WRITTEN EXERCISE
Can you copy out the data exactly? Leave the images out.

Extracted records
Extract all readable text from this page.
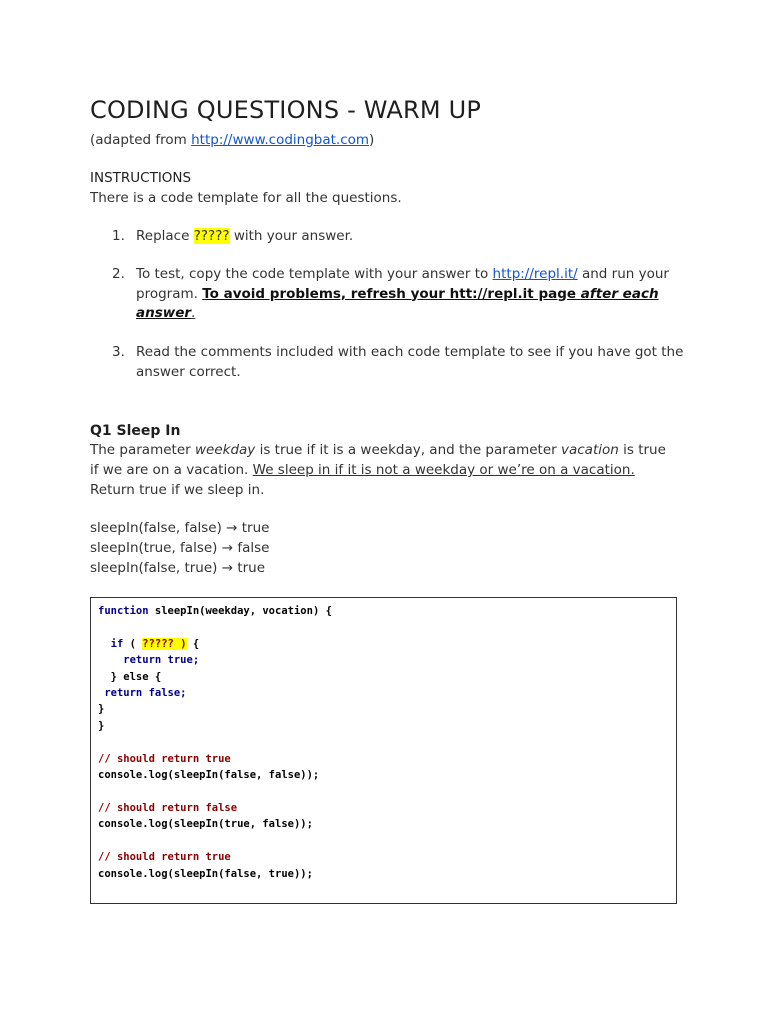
CODING QUESTIONS - WARM UP
(adapted from http://www.codingbat.com)
INSTRUCTIONS
There is a code template for all the questions.
1. Replace ????? with your answer.
2. To test, copy the code template with your answer to http://repl.it/ and run your program. To avoid problems, refresh your htt://repl.it page after each answer.
3. Read the comments included with each code template to see if you have got the answer correct.
Q1 Sleep In
The parameter weekday is true if it is a weekday, and the parameter vacation is true if we are on a vacation. We sleep in if it is not a weekday or we’re on a vacation. Return true if we sleep in.
sleepIn(false, false) → true
sleepIn(true, false) → false
sleepIn(false, true) → true
function sleepIn(weekday, vocation) {

if ( ????? ) {
return true;
} else {
return false;
}
}

// should return true
console.log(sleepIn(false, false));

// should return false
console.log(sleepIn(true, false));

// should return true
console.log(sleepIn(false, true));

IN RESPONSE
Extract all readable text from this page.
CODING QUESTIONS - WARM UP
(adapted from http://www.codingbat.com)
INSTRUCTIONS
There is a code template for all the questions.
1. Replace ????? with your answer.
2. To test, copy the code template with your answer to http://repl.it/ and run your program. To avoid problems, refresh your htt://repl.it page after each answer.
3. Read the comments included with each code template to see if you have got the answer correct.
Q1 Sleep In
The parameter weekday is true if it is a weekday, and the parameter vacation is true if we are on a vacation. We sleep in if it is not a weekday or we’re on a vacation. Return true if we sleep in.
sleepIn(false, false) → true
sleepIn(true, false) → false
sleepIn(false, true) → true
function sleepIn(weekday, vocation) {

if ( ????? ) {
return true;
} else {
return false;
}
}

// should return true
console.log(sleepIn(false, false));

// should return false
console.log(sleepIn(true, false));

// should return true
console.log(sleepIn(false, true));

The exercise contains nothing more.